- **Task brief**
Copy all of the material word for word, except for the pictures.

- **Information given**
+-------+

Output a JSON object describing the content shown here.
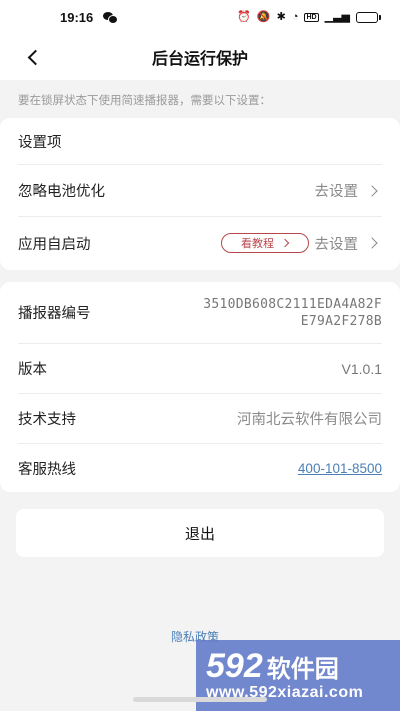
{
  "status_bar": {
    "time": "19:16",
    "icons": [
      "wechat-icon",
      "alarm-icon",
      "mute-icon",
      "bluetooth-icon",
      "wifi-icon",
      "hd-icon",
      "signal-icon",
      "battery-icon"
    ],
    "hd_label": "HD",
    "battery_level": 0.85
  },
  "header": {
    "title": "后台运行保护",
    "back_icon": "chevron-left-icon"
  },
  "hint": "要在锁屏状态下使用简速播报器，需要以下设置：",
  "settings": {
    "section_title": "设置项",
    "items": [
      {
        "label": "忽略电池优化",
        "action": "去设置"
      },
      {
        "label": "应用自启动",
        "tutorial": "看教程",
        "action": "去设置"
      }
    ]
  },
  "info": {
    "device_id_label": "播报器编号",
    "device_id_line1": "3510DB608C2111EDA4A82F",
    "device_id_line2": "E79A2F278B",
    "version_label": "版本",
    "version_value": "V1.0.1",
    "support_label": "技术支持",
    "support_value": "河南北云软件有限公司",
    "hotline_label": "客服热线",
    "hotline_value": "400-101-8500"
  },
  "logout_label": "退出",
  "privacy_label": "隐私政策",
  "watermark": {
    "num": "592",
    "cn": "软件园",
    "url": "www.592xiazai.com"
  },
  "colors": {
    "accent_link": "#4a7fb8",
    "tutorial": "#b8474c",
    "background": "#f3f3f4"
  }
}
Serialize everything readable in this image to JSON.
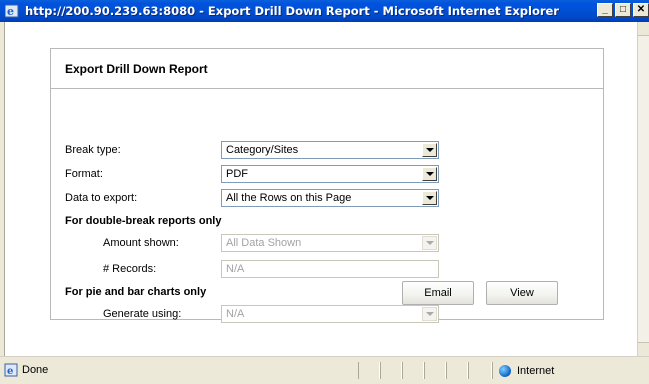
{
  "window": {
    "title": "http://200.90.239.63:8080 - Export Drill Down Report - Microsoft Internet Explorer",
    "minimize_label": "_",
    "restore_label": "□",
    "close_label": "✕"
  },
  "dialog": {
    "title": "Export Drill Down Report",
    "fields": {
      "break_type": {
        "label": "Break type:",
        "value": "Category/Sites"
      },
      "format": {
        "label": "Format:",
        "value": "PDF"
      },
      "data_to_export": {
        "label": "Data to export:",
        "value": "All the Rows on this Page"
      }
    },
    "double_break": {
      "heading": "For double-break reports only",
      "amount_shown": {
        "label": "Amount shown:",
        "value": "All Data Shown"
      },
      "records": {
        "label": "# Records:",
        "value": "N/A"
      }
    },
    "charts": {
      "heading": "For pie and bar charts only",
      "generate_using": {
        "label": "Generate using:",
        "value": "N/A"
      }
    },
    "buttons": {
      "email": "Email",
      "view": "View"
    }
  },
  "statusbar": {
    "status": "Done",
    "zone": "Internet"
  }
}
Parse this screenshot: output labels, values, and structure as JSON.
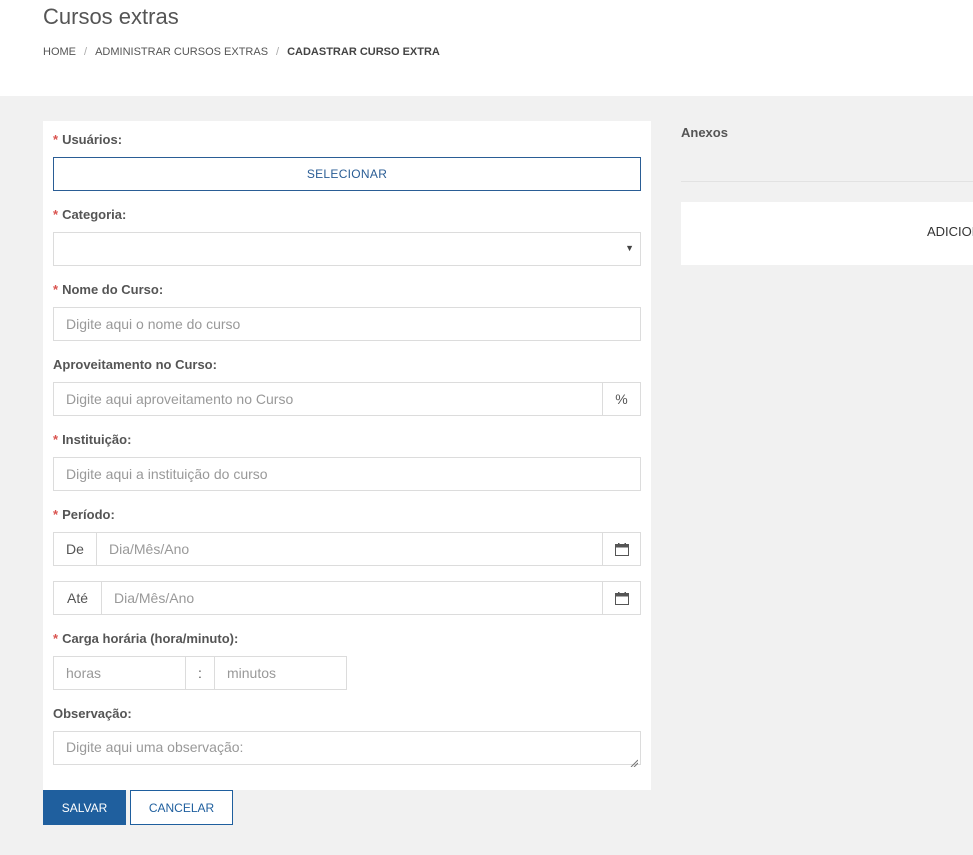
{
  "header": {
    "title": "Cursos extras",
    "breadcrumb": [
      "HOME",
      "ADMINISTRAR CURSOS EXTRAS",
      "CADASTRAR CURSO EXTRA"
    ],
    "separator": "/"
  },
  "form": {
    "required_mark": "*",
    "usuarios": {
      "label": "Usuários:",
      "button": "SELECIONAR"
    },
    "categoria": {
      "label": "Categoria:",
      "value": ""
    },
    "nome": {
      "label": "Nome do Curso:",
      "placeholder": "Digite aqui o nome do curso"
    },
    "aproveitamento": {
      "label": "Aproveitamento no Curso:",
      "placeholder": "Digite aqui aproveitamento no Curso",
      "suffix": "%"
    },
    "instituicao": {
      "label": "Instituição:",
      "placeholder": "Digite aqui a instituição do curso"
    },
    "periodo": {
      "label": "Período:",
      "from_label": "De",
      "to_label": "Até",
      "placeholder": "Dia/Mês/Ano"
    },
    "carga": {
      "label": "Carga horária (hora/minuto):",
      "hours_placeholder": "horas",
      "separator": ":",
      "minutes_placeholder": "minutos"
    },
    "observacao": {
      "label": "Observação:",
      "placeholder": "Digite aqui uma observação:"
    }
  },
  "actions": {
    "save": "SALVAR",
    "cancel": "CANCELAR"
  },
  "attachments": {
    "title": "Anexos",
    "add_button": "ADICIONAR"
  },
  "colors": {
    "primary": "#1f5f9e",
    "required": "#d9534f",
    "background": "#f1f1f1"
  },
  "icons": {
    "calendar": "calendar-icon",
    "select_caret": "chevron-down-icon",
    "resize": "resize-handle-icon"
  }
}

+-------+

- **Solution to this problem**
Output a JSON object describing the content shown here.
{
  "status_bar": {
    "time": "19:16",
    "icons": [
      "wechat-icon",
      "alarm-icon",
      "mute-icon",
      "bluetooth-icon",
      "wifi-icon",
      "hd-icon",
      "signal-icon",
      "battery-icon"
    ],
    "hd_label": "HD",
    "battery_level": 0.85
  },
  "header": {
    "title": "后台运行保护",
    "back_icon": "chevron-left-icon"
  },
  "hint": "要在锁屏状态下使用简速播报器，需要以下设置：",
  "settings": {
    "section_title": "设置项",
    "items": [
      {
        "label": "忽略电池优化",
        "action": "去设置"
      },
      {
        "label": "应用自启动",
        "tutorial": "看教程",
        "action": "去设置"
      }
    ]
  },
  "info": {
    "device_id_label": "播报器编号",
    "device_id_line1": "3510DB608C2111EDA4A82F",
    "device_id_line2": "E79A2F278B",
    "version_label": "版本",
    "version_value": "V1.0.1",
    "support_label": "技术支持",
    "support_value": "河南北云软件有限公司",
    "hotline_label": "客服热线",
    "hotline_value": "400-101-8500"
  },
  "logout_label": "退出",
  "privacy_label": "隐私政策",
  "watermark": {
    "num": "592",
    "cn": "软件园",
    "url": "www.592xiazai.com"
  },
  "colors": {
    "accent_link": "#4a7fb8",
    "tutorial": "#b8474c",
    "background": "#f3f3f4"
  }
}
Serialize everything readable in this image to JSON.
{
  "window": {
    "title": "http://200.90.239.63:8080 - Export Drill Down Report - Microsoft Internet Explorer",
    "minimize_label": "_",
    "restore_label": "□",
    "close_label": "✕"
  },
  "dialog": {
    "title": "Export Drill Down Report",
    "fields": {
      "break_type": {
        "label": "Break type:",
        "value": "Category/Sites"
      },
      "format": {
        "label": "Format:",
        "value": "PDF"
      },
      "data_to_export": {
        "label": "Data to export:",
        "value": "All the Rows on this Page"
      }
    },
    "double_break": {
      "heading": "For double-break reports only",
      "amount_shown": {
        "label": "Amount shown:",
        "value": "All Data Shown"
      },
      "records": {
        "label": "# Records:",
        "value": "N/A"
      }
    },
    "charts": {
      "heading": "For pie and bar charts only",
      "generate_using": {
        "label": "Generate using:",
        "value": "N/A"
      }
    },
    "buttons": {
      "email": "Email",
      "view": "View"
    }
  },
  "statusbar": {
    "status": "Done",
    "zone": "Internet"
  }
}
Parse this screenshot: output labels, values, and structure as JSON.
{
  "header": {
    "title": "Cursos extras",
    "breadcrumb": [
      "HOME",
      "ADMINISTRAR CURSOS EXTRAS",
      "CADASTRAR CURSO EXTRA"
    ],
    "separator": "/"
  },
  "form": {
    "required_mark": "*",
    "usuarios": {
      "label": "Usuários:",
      "button": "SELECIONAR"
    },
    "categoria": {
      "label": "Categoria:",
      "value": ""
    },
    "nome": {
      "label": "Nome do Curso:",
      "placeholder": "Digite aqui o nome do curso"
    },
    "aproveitamento": {
      "label": "Aproveitamento no Curso:",
      "placeholder": "Digite aqui aproveitamento no Curso",
      "suffix": "%"
    },
    "instituicao": {
      "label": "Instituição:",
      "placeholder": "Digite aqui a instituição do curso"
    },
    "periodo": {
      "label": "Período:",
      "from_label": "De",
      "to_label": "Até",
      "placeholder": "Dia/Mês/Ano"
    },
    "carga": {
      "label": "Carga horária (hora/minuto):",
      "hours_placeholder": "horas",
      "separator": ":",
      "minutes_placeholder": "minutos"
    },
    "observacao": {
      "label": "Observação:",
      "placeholder": "Digite aqui uma observação:"
    }
  },
  "actions": {
    "save": "SALVAR",
    "cancel": "CANCELAR"
  },
  "attachments": {
    "title": "Anexos",
    "add_button": "ADICIONAR"
  },
  "colors": {
    "primary": "#1f5f9e",
    "required": "#d9534f",
    "background": "#f1f1f1"
  },
  "icons": {
    "calendar": "calendar-icon",
    "select_caret": "chevron-down-icon",
    "resize": "resize-handle-icon"
  }
}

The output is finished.